Extract provided »
((

The entire world shrunk from uncharted territory, to a canvas with a few simple creases – divided by superficial identities but woven together in the larger human tapestry. As if someone hacked away at my roots, I no longer feel bound to a place because most memories feel like claustrophobic leashes. No longer afraid of going astray, I am a nomad traveling with all my broken pieces through this canvas with too many creases, unfazed by societal or cultural policing.
I find myself standing on stages, pasting some of those broken pieces on pretty, poetic pages and then smiling back from a distance. A distance that can be penetrated the same way a sharp ray of light sneaks through the cracks in our blinds because it cannot help kiss our sleeping faces. Despite walking around with my hands full of dismay, he found some space to squeeze through and decided to stay. I always knew I had to ride out the waves, and your death hardened me to ensure I wouldn’t break, but he is another reminder of how much life I have yet to live; that not all of it will be dictated by heartache.
In the pages of this leather-bound journal I must seem like I washed my hands off the superficial and dressed myself in all shades of grey as my whispers crawl up so many decibels, everyone is privy to what I have to say. I have been told by everyone around me that I must be ‘brave’ as if courage is the antidote to sitting by your brother’s grave. The only part that was truly intentional was the promise I made of survival, but I didn’t realize that in the process, so much would inevitably change. That survival would mean outliving you in every form, every day. That it would mean morphing into someone you wouldn’t ever know as me. I often imagine reminiscing about you years down the line – thirty or forty – where I will sit folded in a white cotton sari, tattooed in wrinkles and only a few strands of hair to call mine. After a lifetime of conversing with you through mere signs, I wonder if you’ll ever descend from a status so divine, just to confirm that you still recognize. That despite the turbulent waves I have ridden and must still ride, you will peer at me through the silvery crevices in the clouds and smile – despite all the years I still have to live and all the people I will still be, you will always see me as thine.

))

Extracted records »
((

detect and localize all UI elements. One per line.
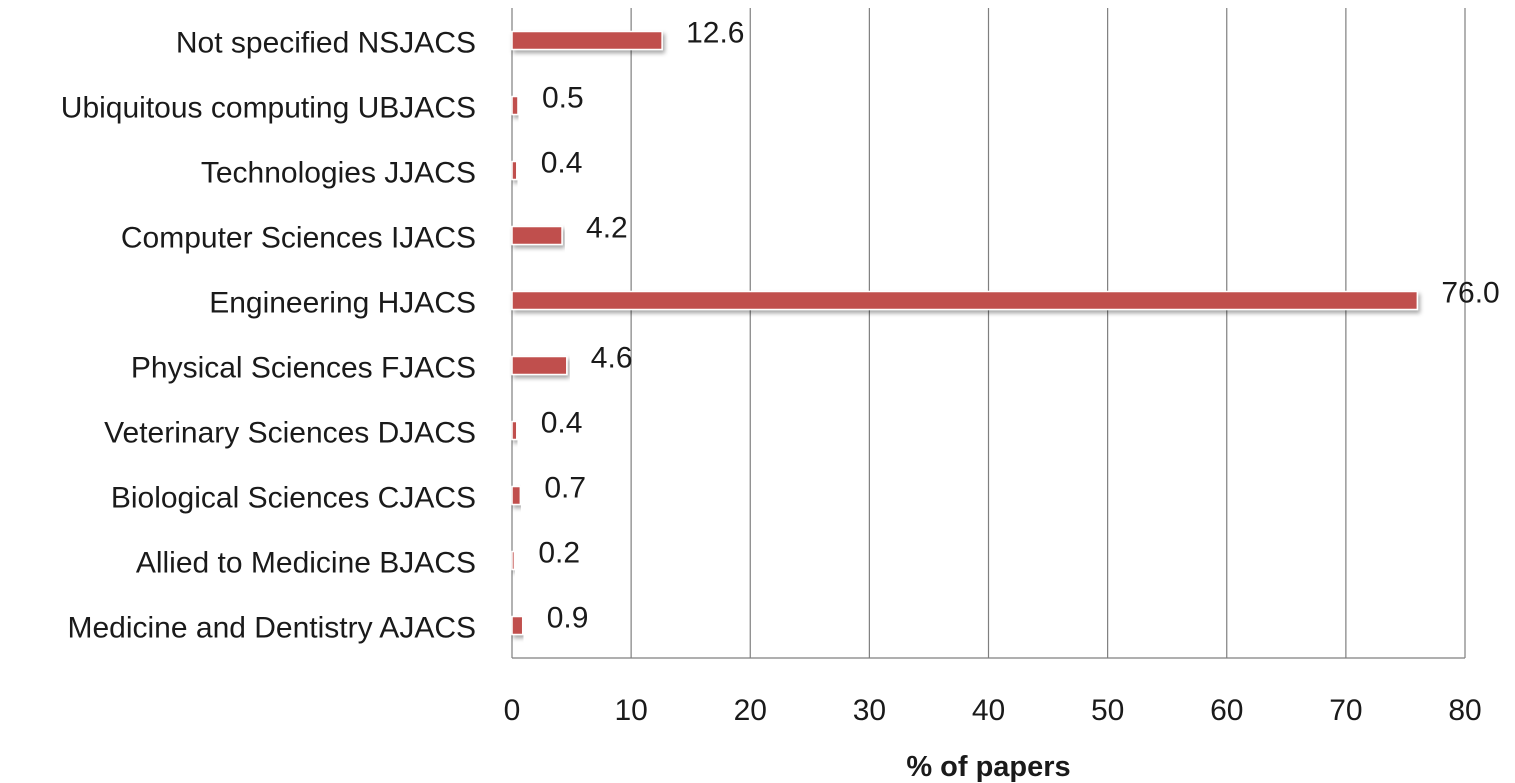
category-label: Computer Sciences IJACS	[121, 222, 476, 255]
x-tick-labels: 0 10 20 30 40 50 60 70 80	[504, 694, 1482, 727]
bar	[511, 615, 524, 636]
category-label: Ubiquitous computing UBJACS	[61, 92, 476, 125]
category-label: Engineering HJACS	[209, 287, 476, 320]
bar	[511, 225, 563, 246]
bar	[511, 160, 518, 181]
data-label: 76.0	[1441, 277, 1499, 310]
bar	[511, 95, 519, 116]
data-label: 12.6	[686, 17, 744, 50]
bar	[511, 355, 568, 376]
x-tick-label: 30	[853, 694, 886, 727]
x-tick-label: 20	[734, 694, 767, 727]
bar	[511, 550, 516, 571]
category-label: Veterinary Sciences DJACS	[104, 417, 476, 450]
category-label: Physical Sciences FJACS	[131, 352, 476, 385]
x-tick-label: 50	[1091, 694, 1124, 727]
category-label: Technologies JJACS	[201, 157, 476, 190]
x-tick-label: 10	[614, 694, 647, 727]
data-label: 0.2	[538, 537, 580, 570]
data-label: 0.7	[544, 472, 586, 505]
x-tick-label: 60	[1210, 694, 1243, 727]
data-label: 0.9	[547, 602, 589, 635]
bar	[511, 30, 663, 51]
data-label: 0.4	[541, 407, 583, 440]
category-label: Not specified NSJACS	[176, 27, 476, 60]
x-tick-label: 80	[1448, 694, 1481, 727]
category-label: Medicine and Dentistry AJACS	[67, 612, 476, 645]
gridlines	[511, 8, 1466, 659]
category-label: Allied to Medicine BJACS	[136, 547, 476, 580]
x-axis-title: % of papers	[906, 751, 1070, 783]
bar	[511, 290, 1419, 311]
data-label: 4.2	[586, 212, 628, 245]
category-label: Biological Sciences CJACS	[111, 482, 476, 515]
category-labels: Medicine and Dentistry AJACS Allied to Me…	[61, 27, 476, 645]
data-label: 4.6	[591, 342, 633, 375]
data-label: 0.5	[542, 82, 584, 115]
data-labels: 0.90.20.70.44.676.04.20.40.512.6	[538, 17, 1499, 635]
bar	[511, 485, 522, 506]
x-tick-label: 40	[972, 694, 1005, 727]
data-label: 0.4	[541, 147, 583, 180]
x-tick-label: 0	[504, 694, 521, 727]
bar	[511, 420, 518, 441]
x-tick-label: 70	[1329, 694, 1362, 727]
bars	[511, 30, 1419, 636]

))

Stated task »
Please answer these questions about the grief essay:
1. What does the writer say they now are, traveling with all their broken pieces?
2. Where does the writer find themself standing?
3. What does the writer say was the only part that was truly intentional?
The data shown above is separate material from the text.

Result of this exercise »
1. A nomad.
2. On stages.
3. The promise they made of survival.